DIRECTIVE
Images appear in the records below; leave them out and repeat everything else exactly.

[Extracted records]
========================
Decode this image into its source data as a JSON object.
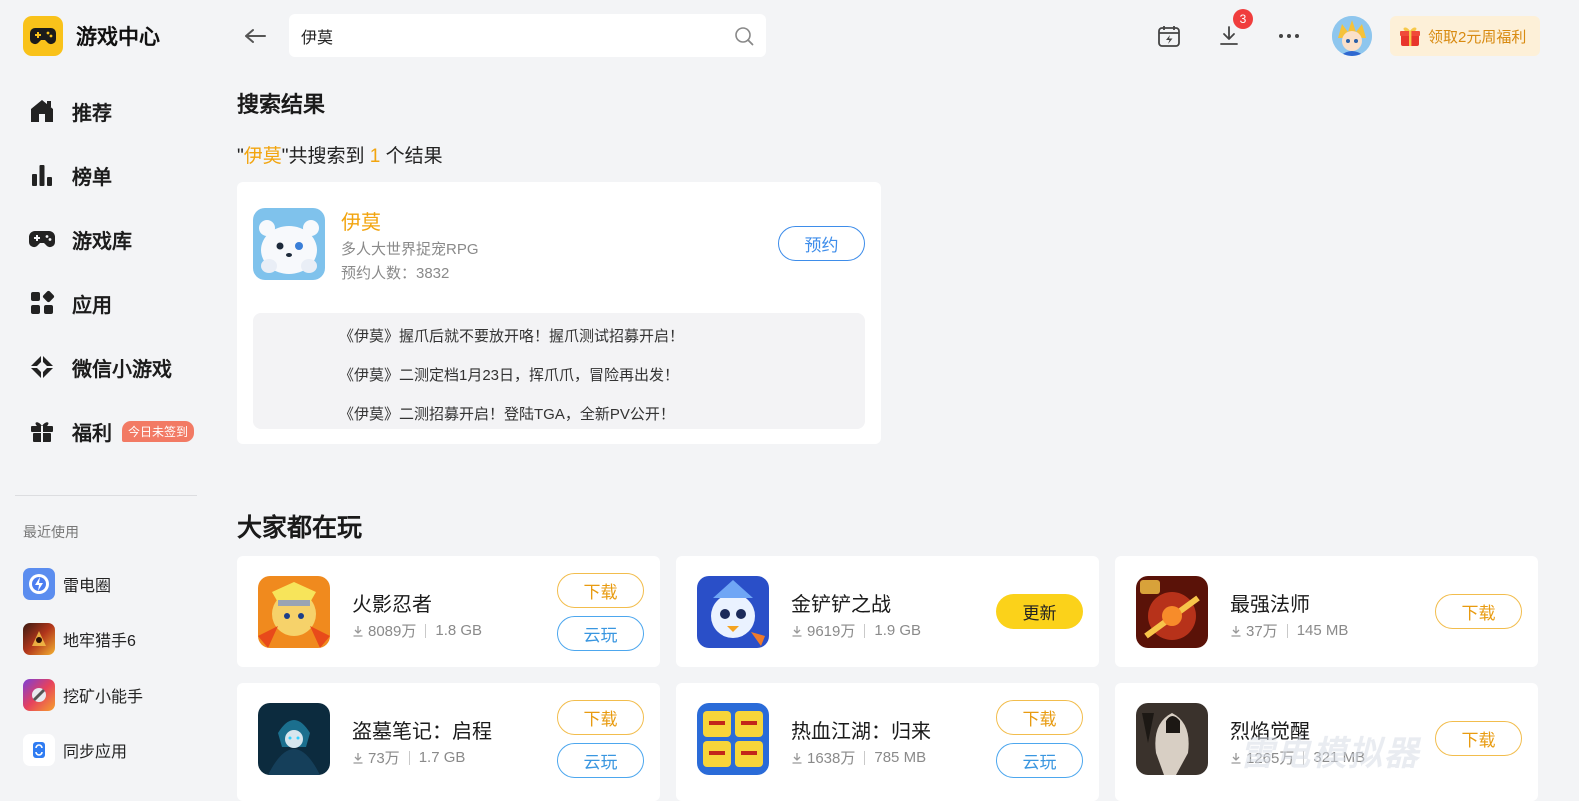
{
  "sidebar": {
    "brand_title": "游戏中心",
    "nav": [
      {
        "label": "推荐",
        "icon": "home-icon"
      },
      {
        "label": "榜单",
        "icon": "chart-bars-icon"
      },
      {
        "label": "游戏库",
        "icon": "gamepad-icon"
      },
      {
        "label": "应用",
        "icon": "apps-grid-icon"
      },
      {
        "label": "微信小游戏",
        "icon": "diamond-icon"
      },
      {
        "label": "福利",
        "icon": "gift-icon",
        "badge": "今日未签到"
      }
    ],
    "recent_title": "最近使用",
    "recent": [
      {
        "label": "雷电圈"
      },
      {
        "label": "地牢猎手6"
      },
      {
        "label": "挖矿小能手"
      },
      {
        "label": "同步应用"
      }
    ]
  },
  "topbar": {
    "search_value": "伊莫",
    "download_badge": "3",
    "promo_label": "领取2元周福利"
  },
  "results": {
    "section_title": "搜索结果",
    "quote_open": "\"",
    "keyword": "伊莫",
    "quote_close": "\"",
    "mid": "共搜索到 ",
    "count": "1",
    "suffix": " 个结果",
    "card": {
      "name": "伊莫",
      "genre": "多人大世界捉宠RPG",
      "reservations": "预约人数：3832",
      "button": "预约",
      "news": [
        "《伊莫》握爪后就不要放开咯！握爪测试招募开启！",
        "《伊莫》二测定档1月23日，挥爪爪，冒险再出发！",
        "《伊莫》二测招募开启！登陆TGA，全新PV公开！"
      ]
    }
  },
  "popular": {
    "section_title": "大家都在玩",
    "games": [
      {
        "name": "火影忍者",
        "downloads": "8089万",
        "size": "1.8 GB",
        "primary": "下载",
        "secondary": "云玩"
      },
      {
        "name": "金铲铲之战",
        "downloads": "9619万",
        "size": "1.9 GB",
        "primary": "更新"
      },
      {
        "name": "最强法师",
        "downloads": "37万",
        "size": "145 MB",
        "primary": "下载"
      },
      {
        "name": "盗墓笔记：启程",
        "downloads": "73万",
        "size": "1.7 GB",
        "primary": "下载",
        "secondary": "云玩"
      },
      {
        "name": "热血江湖：归来",
        "downloads": "1638万",
        "size": "785 MB",
        "primary": "下载",
        "secondary": "云玩"
      },
      {
        "name": "烈焰觉醒",
        "downloads": "1265万",
        "size": "321 MB",
        "primary": "下载"
      }
    ]
  },
  "watermark": "雷电模拟器",
  "colors": {
    "accent": "#f2a40e",
    "brand_yellow": "#f9c21a",
    "link_blue": "#3e8dea",
    "badge_red": "#f03d3d"
  }
}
========================
RESULT OF THIS EXERCISE
Decode this image into its source data as a JSON object.
{
  "sidebar": {
    "brand_title": "游戏中心",
    "nav": [
      {
        "label": "推荐",
        "icon": "home-icon"
      },
      {
        "label": "榜单",
        "icon": "chart-bars-icon"
      },
      {
        "label": "游戏库",
        "icon": "gamepad-icon"
      },
      {
        "label": "应用",
        "icon": "apps-grid-icon"
      },
      {
        "label": "微信小游戏",
        "icon": "diamond-icon"
      },
      {
        "label": "福利",
        "icon": "gift-icon",
        "badge": "今日未签到"
      }
    ],
    "recent_title": "最近使用",
    "recent": [
      {
        "label": "雷电圈"
      },
      {
        "label": "地牢猎手6"
      },
      {
        "label": "挖矿小能手"
      },
      {
        "label": "同步应用"
      }
    ]
  },
  "topbar": {
    "search_value": "伊莫",
    "download_badge": "3",
    "promo_label": "领取2元周福利"
  },
  "results": {
    "section_title": "搜索结果",
    "quote_open": "\"",
    "keyword": "伊莫",
    "quote_close": "\"",
    "mid": "共搜索到 ",
    "count": "1",
    "suffix": " 个结果",
    "card": {
      "name": "伊莫",
      "genre": "多人大世界捉宠RPG",
      "reservations": "预约人数：3832",
      "button": "预约",
      "news": [
        "《伊莫》握爪后就不要放开咯！握爪测试招募开启！",
        "《伊莫》二测定档1月23日，挥爪爪，冒险再出发！",
        "《伊莫》二测招募开启！登陆TGA，全新PV公开！"
      ]
    }
  },
  "popular": {
    "section_title": "大家都在玩",
    "games": [
      {
        "name": "火影忍者",
        "downloads": "8089万",
        "size": "1.8 GB",
        "primary": "下载",
        "secondary": "云玩"
      },
      {
        "name": "金铲铲之战",
        "downloads": "9619万",
        "size": "1.9 GB",
        "primary": "更新"
      },
      {
        "name": "最强法师",
        "downloads": "37万",
        "size": "145 MB",
        "primary": "下载"
      },
      {
        "name": "盗墓笔记：启程",
        "downloads": "73万",
        "size": "1.7 GB",
        "primary": "下载",
        "secondary": "云玩"
      },
      {
        "name": "热血江湖：归来",
        "downloads": "1638万",
        "size": "785 MB",
        "primary": "下载",
        "secondary": "云玩"
      },
      {
        "name": "烈焰觉醒",
        "downloads": "1265万",
        "size": "321 MB",
        "primary": "下载"
      }
    ]
  },
  "watermark": "雷电模拟器",
  "colors": {
    "accent": "#f2a40e",
    "brand_yellow": "#f9c21a",
    "link_blue": "#3e8dea",
    "badge_red": "#f03d3d"
  }
}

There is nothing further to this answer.